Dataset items

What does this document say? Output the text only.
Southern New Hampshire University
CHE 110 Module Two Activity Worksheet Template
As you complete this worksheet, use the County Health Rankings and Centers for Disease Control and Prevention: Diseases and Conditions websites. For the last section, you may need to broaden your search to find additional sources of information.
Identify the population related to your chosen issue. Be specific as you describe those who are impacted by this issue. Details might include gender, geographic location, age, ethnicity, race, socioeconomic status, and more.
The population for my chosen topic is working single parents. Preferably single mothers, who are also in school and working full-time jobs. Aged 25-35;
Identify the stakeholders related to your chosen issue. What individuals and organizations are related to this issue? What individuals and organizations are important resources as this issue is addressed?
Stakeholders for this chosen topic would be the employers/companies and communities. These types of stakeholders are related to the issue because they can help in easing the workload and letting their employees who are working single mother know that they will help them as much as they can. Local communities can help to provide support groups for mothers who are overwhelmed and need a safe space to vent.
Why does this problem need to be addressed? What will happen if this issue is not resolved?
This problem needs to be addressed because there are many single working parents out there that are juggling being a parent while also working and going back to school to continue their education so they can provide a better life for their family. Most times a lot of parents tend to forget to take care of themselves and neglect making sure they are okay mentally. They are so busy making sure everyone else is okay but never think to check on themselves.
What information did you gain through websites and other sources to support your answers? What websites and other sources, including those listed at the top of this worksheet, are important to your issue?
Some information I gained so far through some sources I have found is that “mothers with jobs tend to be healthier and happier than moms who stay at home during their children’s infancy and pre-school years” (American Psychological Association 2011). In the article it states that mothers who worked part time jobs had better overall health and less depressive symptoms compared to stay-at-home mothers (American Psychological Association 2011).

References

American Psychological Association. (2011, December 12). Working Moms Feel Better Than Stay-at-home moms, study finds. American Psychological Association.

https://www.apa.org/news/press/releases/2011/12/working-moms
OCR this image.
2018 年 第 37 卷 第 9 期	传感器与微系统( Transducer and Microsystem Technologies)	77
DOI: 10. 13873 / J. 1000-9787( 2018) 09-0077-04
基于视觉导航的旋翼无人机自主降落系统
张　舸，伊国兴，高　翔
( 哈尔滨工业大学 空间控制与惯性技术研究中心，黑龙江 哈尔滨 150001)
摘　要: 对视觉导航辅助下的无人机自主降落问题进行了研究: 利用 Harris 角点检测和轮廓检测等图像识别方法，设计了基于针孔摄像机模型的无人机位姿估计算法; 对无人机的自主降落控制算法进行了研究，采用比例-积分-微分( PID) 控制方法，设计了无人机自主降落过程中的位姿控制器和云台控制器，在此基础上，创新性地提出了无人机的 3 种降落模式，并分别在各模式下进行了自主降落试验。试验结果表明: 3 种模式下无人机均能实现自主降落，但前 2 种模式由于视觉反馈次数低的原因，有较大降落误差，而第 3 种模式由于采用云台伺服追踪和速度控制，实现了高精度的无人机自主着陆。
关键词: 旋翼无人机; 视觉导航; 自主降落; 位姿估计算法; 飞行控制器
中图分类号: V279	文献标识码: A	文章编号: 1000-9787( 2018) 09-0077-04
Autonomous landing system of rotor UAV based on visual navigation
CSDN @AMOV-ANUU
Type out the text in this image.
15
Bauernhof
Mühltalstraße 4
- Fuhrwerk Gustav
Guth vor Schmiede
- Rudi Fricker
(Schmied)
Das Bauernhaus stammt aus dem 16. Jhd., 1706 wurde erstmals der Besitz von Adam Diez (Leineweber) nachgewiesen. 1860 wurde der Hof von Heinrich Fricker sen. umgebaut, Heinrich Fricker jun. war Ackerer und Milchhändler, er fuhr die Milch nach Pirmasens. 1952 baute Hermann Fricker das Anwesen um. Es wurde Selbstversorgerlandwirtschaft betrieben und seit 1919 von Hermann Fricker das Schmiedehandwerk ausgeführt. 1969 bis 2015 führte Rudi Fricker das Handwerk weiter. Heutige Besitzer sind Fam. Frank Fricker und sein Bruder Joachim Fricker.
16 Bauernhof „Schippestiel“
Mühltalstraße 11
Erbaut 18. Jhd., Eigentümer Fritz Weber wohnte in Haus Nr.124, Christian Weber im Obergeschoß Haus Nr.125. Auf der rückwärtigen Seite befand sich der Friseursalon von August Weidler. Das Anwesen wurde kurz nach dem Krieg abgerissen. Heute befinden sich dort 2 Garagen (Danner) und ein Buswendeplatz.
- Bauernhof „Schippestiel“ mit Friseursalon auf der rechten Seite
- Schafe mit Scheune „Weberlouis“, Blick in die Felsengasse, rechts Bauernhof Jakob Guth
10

→ WHAT THIS TASK INVOLVES
Where a line holds "Friseursalon", copy it out.

→ EXERCISE OUTPUT
Erbaut 18. Jhd., Eigentümer Fritz Weber wohnte in Haus Nr.124, Christian Weber im Obergeschoß Haus Nr.125. Auf der rückwärtigen Seite befand sich der Friseursalon von August Weidler. Das Anwesen wurde kurz nach dem Krieg abgerissen. Heute befinden sich dort 2 Garagen (Danner) und ein Buswendeplatz.
- Bauernhof „Schippestiel“ mit Friseursalon auf der rechten Seite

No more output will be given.